TASK BRIEF
In the data below, work out how many lines include the string "positiva". Only the number should be given.

RECORD EXCERPTS
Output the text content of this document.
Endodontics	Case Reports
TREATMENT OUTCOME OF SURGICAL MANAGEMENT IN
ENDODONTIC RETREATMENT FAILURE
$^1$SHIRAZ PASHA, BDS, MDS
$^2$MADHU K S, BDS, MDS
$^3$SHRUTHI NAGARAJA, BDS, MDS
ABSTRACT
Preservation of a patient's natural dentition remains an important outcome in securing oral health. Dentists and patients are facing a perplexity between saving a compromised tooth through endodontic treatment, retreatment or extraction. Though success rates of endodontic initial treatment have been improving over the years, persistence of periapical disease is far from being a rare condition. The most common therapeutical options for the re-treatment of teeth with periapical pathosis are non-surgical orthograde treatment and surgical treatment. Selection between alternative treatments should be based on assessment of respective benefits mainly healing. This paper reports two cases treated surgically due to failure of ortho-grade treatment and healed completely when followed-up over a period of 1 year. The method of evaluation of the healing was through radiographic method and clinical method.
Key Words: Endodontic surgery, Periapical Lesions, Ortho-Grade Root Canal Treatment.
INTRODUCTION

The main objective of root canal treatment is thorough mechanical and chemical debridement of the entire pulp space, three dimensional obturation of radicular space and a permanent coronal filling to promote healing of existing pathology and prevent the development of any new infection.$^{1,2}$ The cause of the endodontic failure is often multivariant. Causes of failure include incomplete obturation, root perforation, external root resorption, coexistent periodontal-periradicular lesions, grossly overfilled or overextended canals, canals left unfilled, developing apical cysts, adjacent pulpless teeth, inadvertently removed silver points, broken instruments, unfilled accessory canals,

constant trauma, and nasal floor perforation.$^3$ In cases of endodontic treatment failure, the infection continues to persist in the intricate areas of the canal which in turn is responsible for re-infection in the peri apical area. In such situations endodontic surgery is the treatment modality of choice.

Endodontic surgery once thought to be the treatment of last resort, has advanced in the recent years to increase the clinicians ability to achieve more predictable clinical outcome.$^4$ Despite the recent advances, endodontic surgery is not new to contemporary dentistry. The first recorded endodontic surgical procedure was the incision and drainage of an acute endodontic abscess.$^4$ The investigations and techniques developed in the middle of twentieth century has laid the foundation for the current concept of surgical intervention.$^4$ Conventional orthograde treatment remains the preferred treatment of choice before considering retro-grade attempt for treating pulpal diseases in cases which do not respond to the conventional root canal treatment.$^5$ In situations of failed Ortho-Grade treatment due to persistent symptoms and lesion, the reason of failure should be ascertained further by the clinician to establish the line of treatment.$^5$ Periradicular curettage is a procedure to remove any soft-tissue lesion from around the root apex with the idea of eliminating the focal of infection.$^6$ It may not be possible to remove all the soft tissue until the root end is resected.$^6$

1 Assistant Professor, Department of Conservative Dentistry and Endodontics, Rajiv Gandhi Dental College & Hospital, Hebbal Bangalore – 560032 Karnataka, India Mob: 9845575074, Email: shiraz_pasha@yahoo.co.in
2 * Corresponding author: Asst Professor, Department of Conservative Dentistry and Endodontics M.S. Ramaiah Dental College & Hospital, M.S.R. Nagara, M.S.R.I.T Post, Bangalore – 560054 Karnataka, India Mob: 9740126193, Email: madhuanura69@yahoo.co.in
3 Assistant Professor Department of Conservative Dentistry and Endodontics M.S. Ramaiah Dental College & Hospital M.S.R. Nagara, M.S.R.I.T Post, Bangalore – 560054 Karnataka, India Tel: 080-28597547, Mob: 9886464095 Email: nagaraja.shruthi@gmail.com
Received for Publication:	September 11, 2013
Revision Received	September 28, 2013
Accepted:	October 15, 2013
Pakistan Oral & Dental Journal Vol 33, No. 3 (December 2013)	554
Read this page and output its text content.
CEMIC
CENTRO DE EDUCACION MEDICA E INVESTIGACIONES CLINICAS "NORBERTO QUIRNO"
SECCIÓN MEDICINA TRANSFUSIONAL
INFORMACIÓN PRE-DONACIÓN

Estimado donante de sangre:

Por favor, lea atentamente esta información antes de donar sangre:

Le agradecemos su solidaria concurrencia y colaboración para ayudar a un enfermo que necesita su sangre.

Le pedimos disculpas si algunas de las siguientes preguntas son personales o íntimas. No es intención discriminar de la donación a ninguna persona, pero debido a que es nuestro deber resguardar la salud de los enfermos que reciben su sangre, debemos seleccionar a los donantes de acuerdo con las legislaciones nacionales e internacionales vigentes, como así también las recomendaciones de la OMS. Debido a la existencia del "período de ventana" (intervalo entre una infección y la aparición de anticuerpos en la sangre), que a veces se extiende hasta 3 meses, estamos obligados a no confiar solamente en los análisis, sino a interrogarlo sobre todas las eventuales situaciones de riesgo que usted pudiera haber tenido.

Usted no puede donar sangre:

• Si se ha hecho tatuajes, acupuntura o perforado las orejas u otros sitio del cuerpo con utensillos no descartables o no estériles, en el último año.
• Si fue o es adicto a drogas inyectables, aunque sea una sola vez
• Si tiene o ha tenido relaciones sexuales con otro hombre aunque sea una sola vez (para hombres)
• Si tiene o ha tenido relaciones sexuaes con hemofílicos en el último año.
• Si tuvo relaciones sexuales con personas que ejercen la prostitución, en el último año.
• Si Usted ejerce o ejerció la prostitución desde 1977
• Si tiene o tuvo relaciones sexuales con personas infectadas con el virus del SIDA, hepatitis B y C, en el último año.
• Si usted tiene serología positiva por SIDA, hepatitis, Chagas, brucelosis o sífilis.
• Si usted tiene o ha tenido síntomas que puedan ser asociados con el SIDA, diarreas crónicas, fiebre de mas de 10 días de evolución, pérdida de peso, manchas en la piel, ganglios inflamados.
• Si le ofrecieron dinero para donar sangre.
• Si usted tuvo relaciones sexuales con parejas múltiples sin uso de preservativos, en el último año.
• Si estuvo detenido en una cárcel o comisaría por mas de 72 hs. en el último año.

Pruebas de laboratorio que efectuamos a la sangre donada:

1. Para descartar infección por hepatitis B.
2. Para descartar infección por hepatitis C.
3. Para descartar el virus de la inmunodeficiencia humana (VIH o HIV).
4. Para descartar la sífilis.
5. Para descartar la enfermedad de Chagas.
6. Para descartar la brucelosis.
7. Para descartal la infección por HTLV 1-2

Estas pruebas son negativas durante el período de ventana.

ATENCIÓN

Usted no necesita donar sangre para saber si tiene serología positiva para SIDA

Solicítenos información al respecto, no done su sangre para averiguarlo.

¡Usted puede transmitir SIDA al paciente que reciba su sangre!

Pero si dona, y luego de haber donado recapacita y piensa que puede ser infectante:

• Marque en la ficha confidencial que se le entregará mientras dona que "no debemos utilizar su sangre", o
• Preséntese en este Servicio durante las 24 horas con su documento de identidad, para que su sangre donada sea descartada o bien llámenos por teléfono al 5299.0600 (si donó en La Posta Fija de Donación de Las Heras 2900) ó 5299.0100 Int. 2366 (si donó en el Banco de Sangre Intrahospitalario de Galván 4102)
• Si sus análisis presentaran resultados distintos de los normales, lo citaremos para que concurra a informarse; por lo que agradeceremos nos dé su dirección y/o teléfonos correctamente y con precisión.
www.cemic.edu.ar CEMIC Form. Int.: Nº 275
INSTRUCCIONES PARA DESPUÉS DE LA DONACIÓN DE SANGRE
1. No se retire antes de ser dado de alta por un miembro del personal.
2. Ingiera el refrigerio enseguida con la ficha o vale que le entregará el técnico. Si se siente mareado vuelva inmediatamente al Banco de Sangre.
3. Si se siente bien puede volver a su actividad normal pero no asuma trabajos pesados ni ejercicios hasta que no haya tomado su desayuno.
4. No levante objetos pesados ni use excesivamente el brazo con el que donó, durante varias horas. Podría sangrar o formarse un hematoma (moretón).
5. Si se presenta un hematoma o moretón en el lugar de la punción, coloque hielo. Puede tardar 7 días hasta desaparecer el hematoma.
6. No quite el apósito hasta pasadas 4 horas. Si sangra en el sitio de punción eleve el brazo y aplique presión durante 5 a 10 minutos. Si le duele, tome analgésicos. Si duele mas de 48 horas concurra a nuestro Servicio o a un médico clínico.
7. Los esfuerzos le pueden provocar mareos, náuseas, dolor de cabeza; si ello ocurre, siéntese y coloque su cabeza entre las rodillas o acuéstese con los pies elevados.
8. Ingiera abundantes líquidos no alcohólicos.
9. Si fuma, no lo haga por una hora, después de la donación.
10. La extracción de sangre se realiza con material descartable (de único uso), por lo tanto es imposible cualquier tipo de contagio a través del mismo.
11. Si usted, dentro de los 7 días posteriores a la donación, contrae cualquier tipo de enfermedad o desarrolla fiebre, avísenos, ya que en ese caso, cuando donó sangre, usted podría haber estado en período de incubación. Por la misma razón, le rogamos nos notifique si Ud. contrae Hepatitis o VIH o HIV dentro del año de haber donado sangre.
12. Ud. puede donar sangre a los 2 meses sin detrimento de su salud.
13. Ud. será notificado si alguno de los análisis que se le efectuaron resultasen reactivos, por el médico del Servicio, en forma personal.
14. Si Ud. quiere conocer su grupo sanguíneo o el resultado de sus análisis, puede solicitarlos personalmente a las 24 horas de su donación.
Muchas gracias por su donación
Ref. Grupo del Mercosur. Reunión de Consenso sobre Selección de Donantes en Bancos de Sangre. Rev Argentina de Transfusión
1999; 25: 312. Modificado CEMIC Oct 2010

RESPONSE AREA
2